▽

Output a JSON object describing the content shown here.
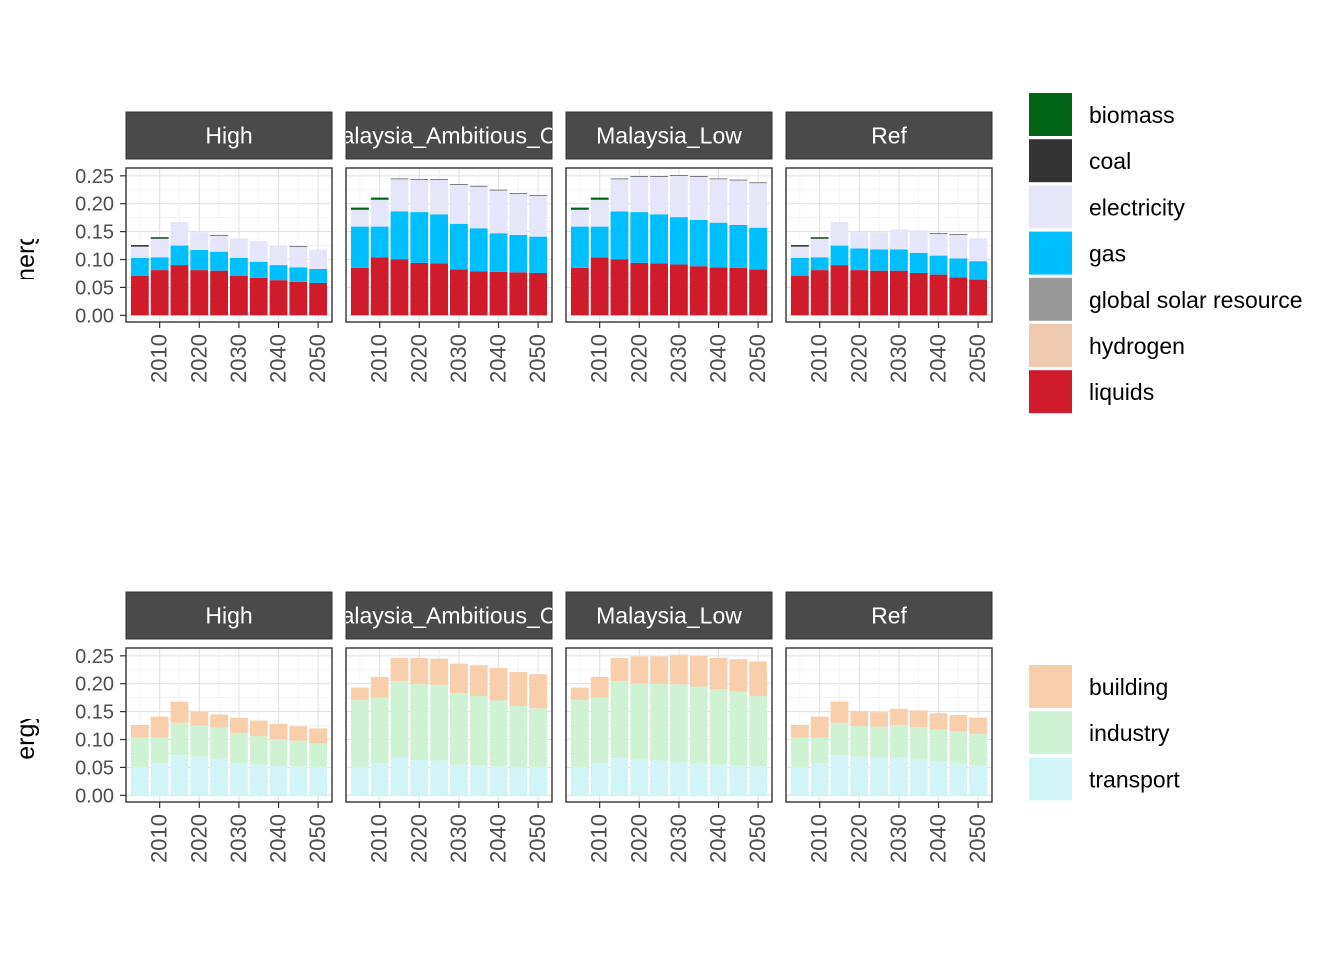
{
  "chart_data": [
    {
      "type": "bar",
      "stacked": true,
      "ylabel": "Final Energy by Fuel",
      "ylim": [
        0,
        0.26
      ],
      "yticks": [
        "0.00",
        "0.05",
        "0.10",
        "0.15",
        "0.20",
        "0.25"
      ],
      "x": [
        2005,
        2010,
        2015,
        2020,
        2025,
        2030,
        2035,
        2040,
        2045,
        2050
      ],
      "xticks": [
        "2010",
        "2020",
        "2030",
        "2040",
        "2050"
      ],
      "series_order": [
        "liquids",
        "gas",
        "electricity",
        "hydrogen",
        "global solar resource",
        "coal",
        "biomass"
      ],
      "panels": [
        {
          "title": "High",
          "values": {
            "liquids": [
              0.071,
              0.081,
              0.09,
              0.081,
              0.08,
              0.071,
              0.067,
              0.063,
              0.06,
              0.058
            ],
            "gas": [
              0.032,
              0.023,
              0.035,
              0.036,
              0.034,
              0.032,
              0.029,
              0.027,
              0.026,
              0.025
            ],
            "electricity": [
              0.02,
              0.033,
              0.042,
              0.032,
              0.029,
              0.035,
              0.037,
              0.035,
              0.037,
              0.035
            ],
            "hydrogen": [
              0,
              0,
              0,
              0,
              0,
              0,
              0,
              0,
              0,
              0
            ],
            "global solar resource": [
              0,
              0,
              0,
              0,
              0,
              0,
              0,
              0,
              0,
              0
            ],
            "coal": [
              0.001,
              0.001,
              0,
              0,
              0.001,
              0,
              0,
              0,
              0.001,
              0
            ],
            "biomass": [
              0.002,
              0.002,
              0,
              0,
              0,
              0,
              0,
              0,
              0,
              0
            ]
          }
        },
        {
          "title": "Malaysia_Ambitious_Cut",
          "values": {
            "liquids": [
              0.085,
              0.104,
              0.1,
              0.094,
              0.093,
              0.082,
              0.079,
              0.078,
              0.077,
              0.076
            ],
            "gas": [
              0.074,
              0.055,
              0.086,
              0.091,
              0.088,
              0.082,
              0.077,
              0.069,
              0.067,
              0.065
            ],
            "electricity": [
              0.03,
              0.048,
              0.058,
              0.058,
              0.062,
              0.07,
              0.075,
              0.077,
              0.074,
              0.073
            ],
            "hydrogen": [
              0,
              0,
              0,
              0,
              0,
              0,
              0,
              0,
              0,
              0
            ],
            "global solar resource": [
              0,
              0,
              0,
              0,
              0,
              0,
              0,
              0,
              0,
              0
            ],
            "coal": [
              0.001,
              0.001,
              0.001,
              0.001,
              0.001,
              0.001,
              0.001,
              0.001,
              0.001,
              0.001
            ],
            "biomass": [
              0.003,
              0.003,
              0,
              0,
              0,
              0,
              0,
              0,
              0,
              0
            ]
          }
        },
        {
          "title": "Malaysia_Low",
          "values": {
            "liquids": [
              0.085,
              0.104,
              0.1,
              0.094,
              0.093,
              0.091,
              0.088,
              0.086,
              0.085,
              0.082
            ],
            "gas": [
              0.074,
              0.055,
              0.086,
              0.091,
              0.088,
              0.085,
              0.083,
              0.08,
              0.077,
              0.075
            ],
            "electricity": [
              0.03,
              0.048,
              0.058,
              0.063,
              0.067,
              0.074,
              0.077,
              0.078,
              0.08,
              0.08
            ],
            "hydrogen": [
              0,
              0,
              0,
              0,
              0,
              0,
              0,
              0,
              0,
              0
            ],
            "global solar resource": [
              0,
              0,
              0,
              0,
              0,
              0,
              0,
              0,
              0,
              0
            ],
            "coal": [
              0.001,
              0.001,
              0.001,
              0.001,
              0.001,
              0.001,
              0.001,
              0.001,
              0.001,
              0.001
            ],
            "biomass": [
              0.003,
              0.003,
              0,
              0,
              0,
              0,
              0,
              0,
              0,
              0
            ]
          }
        },
        {
          "title": "Ref",
          "values": {
            "liquids": [
              0.071,
              0.081,
              0.09,
              0.081,
              0.08,
              0.08,
              0.076,
              0.073,
              0.068,
              0.064
            ],
            "gas": [
              0.032,
              0.023,
              0.035,
              0.039,
              0.038,
              0.038,
              0.036,
              0.034,
              0.034,
              0.033
            ],
            "electricity": [
              0.02,
              0.033,
              0.042,
              0.029,
              0.031,
              0.036,
              0.04,
              0.039,
              0.042,
              0.041
            ],
            "hydrogen": [
              0,
              0,
              0,
              0,
              0,
              0,
              0,
              0,
              0,
              0
            ],
            "global solar resource": [
              0,
              0,
              0,
              0,
              0,
              0,
              0,
              0,
              0,
              0
            ],
            "coal": [
              0.001,
              0.001,
              0,
              0,
              0,
              0,
              0,
              0.001,
              0.001,
              0
            ],
            "biomass": [
              0.002,
              0.002,
              0,
              0,
              0,
              0,
              0,
              0,
              0,
              0
            ]
          }
        }
      ],
      "legend": [
        {
          "name": "biomass",
          "color": "#006414"
        },
        {
          "name": "coal",
          "color": "#333333"
        },
        {
          "name": "electricity",
          "color": "#e6e6fa"
        },
        {
          "name": "gas",
          "color": "#00bfff"
        },
        {
          "name": "global solar resource",
          "color": "#999999"
        },
        {
          "name": "hydrogen",
          "color": "#eecaae"
        },
        {
          "name": "liquids",
          "color": "#d01c2a"
        }
      ]
    },
    {
      "type": "bar",
      "stacked": true,
      "ylabel": "Final Energy by Sector",
      "ylim": [
        0,
        0.26
      ],
      "yticks": [
        "0.00",
        "0.05",
        "0.10",
        "0.15",
        "0.20",
        "0.25"
      ],
      "x": [
        2005,
        2010,
        2015,
        2020,
        2025,
        2030,
        2035,
        2040,
        2045,
        2050
      ],
      "xticks": [
        "2010",
        "2020",
        "2030",
        "2040",
        "2050"
      ],
      "series_order": [
        "transport",
        "industry",
        "building"
      ],
      "panels": [
        {
          "title": "High",
          "values": {
            "transport": [
              0.051,
              0.058,
              0.072,
              0.069,
              0.066,
              0.058,
              0.055,
              0.052,
              0.052,
              0.051
            ],
            "industry": [
              0.052,
              0.045,
              0.058,
              0.056,
              0.055,
              0.054,
              0.051,
              0.049,
              0.046,
              0.042
            ],
            "building": [
              0.023,
              0.038,
              0.038,
              0.025,
              0.024,
              0.027,
              0.028,
              0.027,
              0.026,
              0.027
            ]
          }
        },
        {
          "title": "Malaysia_Ambitious_Cut",
          "values": {
            "transport": [
              0.051,
              0.058,
              0.067,
              0.063,
              0.062,
              0.055,
              0.053,
              0.052,
              0.05,
              0.051
            ],
            "industry": [
              0.12,
              0.117,
              0.138,
              0.137,
              0.136,
              0.128,
              0.125,
              0.118,
              0.11,
              0.105
            ],
            "building": [
              0.022,
              0.037,
              0.041,
              0.046,
              0.047,
              0.053,
              0.055,
              0.058,
              0.061,
              0.061
            ]
          }
        },
        {
          "title": "Malaysia_Low",
          "values": {
            "transport": [
              0.051,
              0.058,
              0.067,
              0.064,
              0.062,
              0.059,
              0.057,
              0.055,
              0.053,
              0.052
            ],
            "industry": [
              0.12,
              0.117,
              0.138,
              0.137,
              0.138,
              0.14,
              0.138,
              0.135,
              0.133,
              0.126
            ],
            "building": [
              0.022,
              0.037,
              0.041,
              0.048,
              0.049,
              0.053,
              0.055,
              0.056,
              0.058,
              0.062
            ]
          }
        },
        {
          "title": "Ref",
          "values": {
            "transport": [
              0.051,
              0.058,
              0.072,
              0.069,
              0.067,
              0.068,
              0.064,
              0.06,
              0.057,
              0.053
            ],
            "industry": [
              0.052,
              0.045,
              0.058,
              0.055,
              0.056,
              0.058,
              0.058,
              0.058,
              0.058,
              0.057
            ],
            "building": [
              0.023,
              0.038,
              0.038,
              0.027,
              0.026,
              0.029,
              0.03,
              0.029,
              0.029,
              0.029
            ]
          }
        }
      ],
      "legend": [
        {
          "name": "building",
          "color": "#f9ceaa"
        },
        {
          "name": "industry",
          "color": "#cff2d4"
        },
        {
          "name": "transport",
          "color": "#d1f5f7"
        }
      ]
    }
  ]
}
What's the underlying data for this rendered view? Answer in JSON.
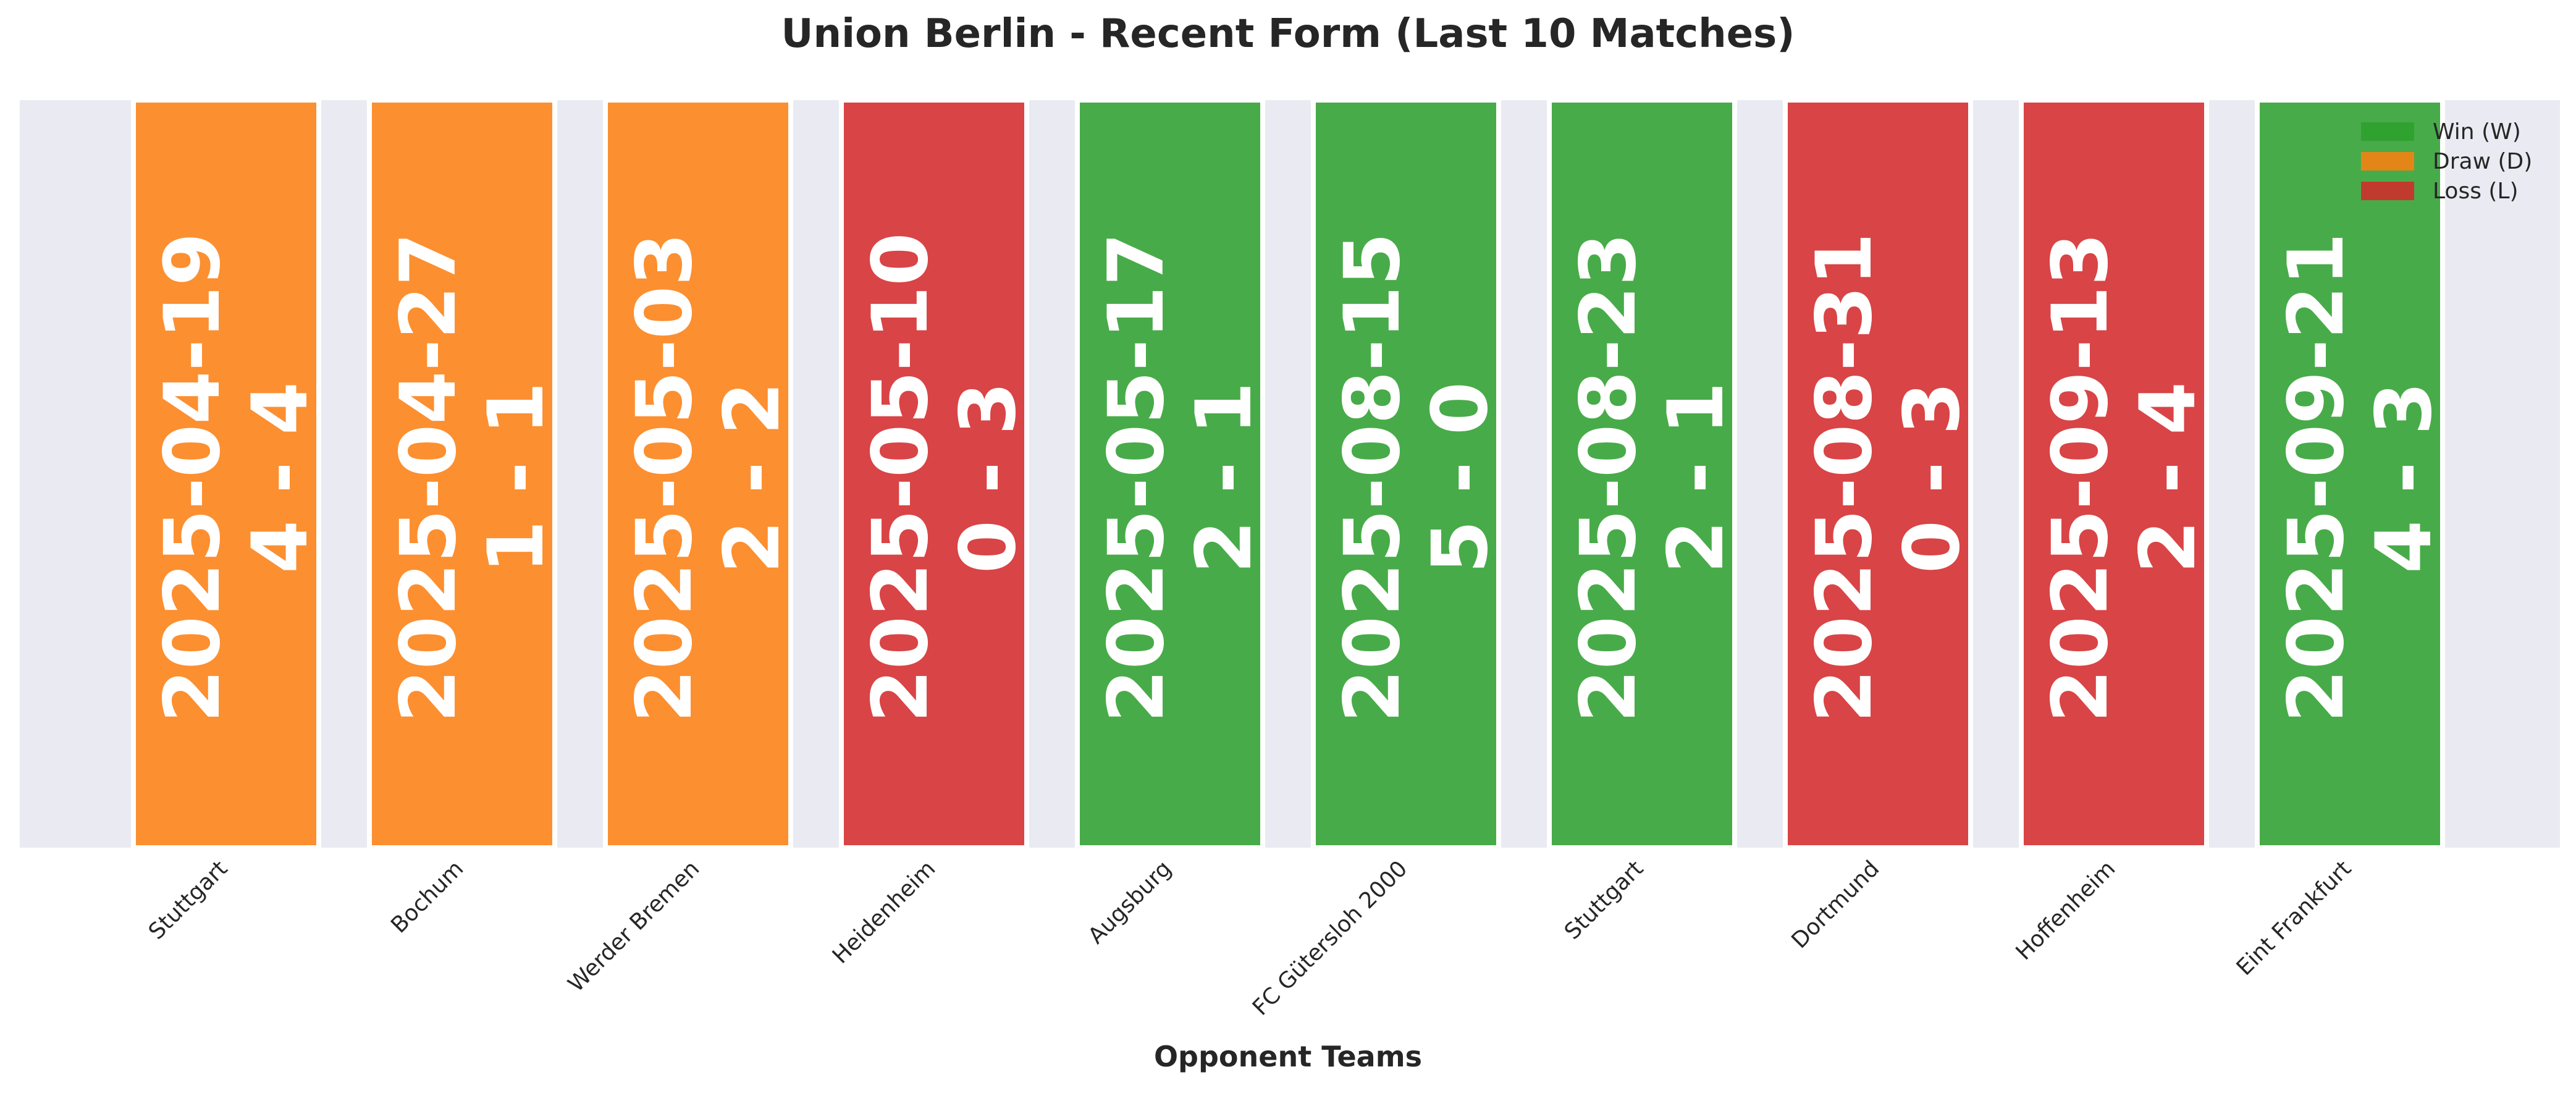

△

GIVEN TASK> Of the lines above, how many include the word "Energy"? Reply with the number alone.

TASK RESULT> 2